> **Exercise material**
──────────

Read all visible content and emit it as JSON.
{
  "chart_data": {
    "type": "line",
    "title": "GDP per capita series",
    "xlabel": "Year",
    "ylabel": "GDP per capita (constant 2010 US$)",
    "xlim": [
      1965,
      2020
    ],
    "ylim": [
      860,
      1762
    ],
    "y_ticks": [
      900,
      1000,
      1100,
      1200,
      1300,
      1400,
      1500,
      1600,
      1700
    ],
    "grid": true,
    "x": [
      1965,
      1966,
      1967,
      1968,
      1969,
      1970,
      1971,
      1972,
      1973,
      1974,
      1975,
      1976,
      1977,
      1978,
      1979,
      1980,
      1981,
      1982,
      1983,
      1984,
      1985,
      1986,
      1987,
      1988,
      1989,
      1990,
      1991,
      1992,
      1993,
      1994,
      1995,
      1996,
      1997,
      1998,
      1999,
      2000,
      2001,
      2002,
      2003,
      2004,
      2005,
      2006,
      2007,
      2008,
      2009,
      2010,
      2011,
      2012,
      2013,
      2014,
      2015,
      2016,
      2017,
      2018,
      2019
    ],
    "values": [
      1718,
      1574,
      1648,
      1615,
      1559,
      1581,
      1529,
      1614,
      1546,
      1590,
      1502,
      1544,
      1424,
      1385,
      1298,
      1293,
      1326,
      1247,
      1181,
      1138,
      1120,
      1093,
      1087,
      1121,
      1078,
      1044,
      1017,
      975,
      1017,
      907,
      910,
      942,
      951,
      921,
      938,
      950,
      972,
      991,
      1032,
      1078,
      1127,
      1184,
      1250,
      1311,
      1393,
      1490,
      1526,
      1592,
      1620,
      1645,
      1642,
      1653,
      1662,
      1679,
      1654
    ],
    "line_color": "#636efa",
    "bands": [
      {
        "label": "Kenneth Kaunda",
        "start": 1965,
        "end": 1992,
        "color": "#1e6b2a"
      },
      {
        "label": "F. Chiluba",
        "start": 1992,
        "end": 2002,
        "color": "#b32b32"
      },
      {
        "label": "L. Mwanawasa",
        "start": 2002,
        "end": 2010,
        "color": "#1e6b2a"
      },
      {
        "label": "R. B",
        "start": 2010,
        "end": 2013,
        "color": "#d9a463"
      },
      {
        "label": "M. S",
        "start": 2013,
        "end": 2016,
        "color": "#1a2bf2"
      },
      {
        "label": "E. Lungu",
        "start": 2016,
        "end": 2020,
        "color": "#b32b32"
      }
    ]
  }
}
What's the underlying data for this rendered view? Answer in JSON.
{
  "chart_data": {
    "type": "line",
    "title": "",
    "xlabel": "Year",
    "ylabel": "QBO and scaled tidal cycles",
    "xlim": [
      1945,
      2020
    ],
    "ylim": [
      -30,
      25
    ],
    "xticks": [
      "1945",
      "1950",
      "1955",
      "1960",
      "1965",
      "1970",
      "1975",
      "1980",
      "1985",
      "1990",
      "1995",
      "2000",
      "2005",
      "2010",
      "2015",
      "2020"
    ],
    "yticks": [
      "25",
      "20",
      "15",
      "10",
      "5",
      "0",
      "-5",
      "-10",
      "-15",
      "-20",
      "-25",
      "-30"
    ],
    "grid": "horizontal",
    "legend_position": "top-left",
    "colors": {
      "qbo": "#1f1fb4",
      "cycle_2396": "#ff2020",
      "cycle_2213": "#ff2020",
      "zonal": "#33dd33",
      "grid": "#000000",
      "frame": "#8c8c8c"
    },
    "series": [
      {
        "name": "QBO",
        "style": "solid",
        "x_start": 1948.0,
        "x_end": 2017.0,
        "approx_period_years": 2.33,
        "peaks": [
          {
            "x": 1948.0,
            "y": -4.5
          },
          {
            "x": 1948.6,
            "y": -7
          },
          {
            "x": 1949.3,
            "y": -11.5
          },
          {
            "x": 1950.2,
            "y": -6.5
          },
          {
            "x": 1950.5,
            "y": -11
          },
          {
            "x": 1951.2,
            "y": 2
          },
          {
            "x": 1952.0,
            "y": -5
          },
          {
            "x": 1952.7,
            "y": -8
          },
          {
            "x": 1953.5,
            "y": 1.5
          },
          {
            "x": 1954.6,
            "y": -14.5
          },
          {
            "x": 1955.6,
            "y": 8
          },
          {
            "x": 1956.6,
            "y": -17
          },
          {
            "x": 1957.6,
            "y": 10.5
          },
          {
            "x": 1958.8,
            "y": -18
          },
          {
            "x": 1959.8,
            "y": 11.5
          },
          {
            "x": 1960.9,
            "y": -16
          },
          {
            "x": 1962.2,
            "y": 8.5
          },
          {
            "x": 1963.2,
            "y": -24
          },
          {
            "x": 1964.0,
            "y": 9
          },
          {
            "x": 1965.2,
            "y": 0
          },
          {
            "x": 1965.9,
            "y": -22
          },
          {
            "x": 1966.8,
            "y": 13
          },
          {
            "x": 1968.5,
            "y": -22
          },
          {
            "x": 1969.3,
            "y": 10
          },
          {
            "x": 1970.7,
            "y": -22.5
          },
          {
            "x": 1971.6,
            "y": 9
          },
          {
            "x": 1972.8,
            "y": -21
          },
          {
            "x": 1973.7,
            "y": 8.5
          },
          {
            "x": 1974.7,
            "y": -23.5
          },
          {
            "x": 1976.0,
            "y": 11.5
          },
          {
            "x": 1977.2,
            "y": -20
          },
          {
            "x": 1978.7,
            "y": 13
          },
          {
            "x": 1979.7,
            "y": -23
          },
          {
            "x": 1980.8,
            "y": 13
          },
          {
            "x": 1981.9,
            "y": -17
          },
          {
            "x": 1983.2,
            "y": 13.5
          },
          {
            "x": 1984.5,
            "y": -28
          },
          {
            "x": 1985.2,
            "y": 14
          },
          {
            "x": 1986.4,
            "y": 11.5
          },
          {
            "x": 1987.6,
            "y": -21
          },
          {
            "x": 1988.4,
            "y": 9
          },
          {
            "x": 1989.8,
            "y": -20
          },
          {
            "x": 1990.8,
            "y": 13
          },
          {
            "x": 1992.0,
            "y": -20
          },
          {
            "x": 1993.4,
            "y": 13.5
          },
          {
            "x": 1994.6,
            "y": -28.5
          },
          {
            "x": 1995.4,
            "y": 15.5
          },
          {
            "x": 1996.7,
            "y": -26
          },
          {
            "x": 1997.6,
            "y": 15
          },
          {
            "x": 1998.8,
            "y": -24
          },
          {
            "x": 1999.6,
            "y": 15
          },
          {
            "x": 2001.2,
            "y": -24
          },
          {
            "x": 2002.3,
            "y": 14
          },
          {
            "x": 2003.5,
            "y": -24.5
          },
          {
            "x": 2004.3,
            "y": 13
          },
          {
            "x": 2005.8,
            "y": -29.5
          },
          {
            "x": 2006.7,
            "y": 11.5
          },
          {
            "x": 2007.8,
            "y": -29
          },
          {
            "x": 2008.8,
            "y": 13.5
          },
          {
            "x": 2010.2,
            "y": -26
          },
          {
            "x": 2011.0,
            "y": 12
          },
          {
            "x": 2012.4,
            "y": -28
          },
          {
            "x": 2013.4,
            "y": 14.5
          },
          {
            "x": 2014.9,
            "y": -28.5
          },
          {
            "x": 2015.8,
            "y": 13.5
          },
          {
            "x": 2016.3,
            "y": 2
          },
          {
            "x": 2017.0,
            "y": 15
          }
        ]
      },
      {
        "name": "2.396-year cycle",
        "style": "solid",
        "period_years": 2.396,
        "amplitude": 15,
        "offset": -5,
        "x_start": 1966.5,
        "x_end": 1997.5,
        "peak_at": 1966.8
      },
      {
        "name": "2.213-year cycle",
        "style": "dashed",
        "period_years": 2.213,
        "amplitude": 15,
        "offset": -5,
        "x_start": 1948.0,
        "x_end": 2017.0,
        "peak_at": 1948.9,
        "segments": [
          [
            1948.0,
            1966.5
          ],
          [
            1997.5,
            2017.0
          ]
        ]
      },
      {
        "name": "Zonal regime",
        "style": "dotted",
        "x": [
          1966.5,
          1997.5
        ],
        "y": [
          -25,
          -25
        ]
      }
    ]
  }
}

──────────

> **Instruction**
Report how many lines above hold the string "capita", giving nothing but the number.

> **Response**
2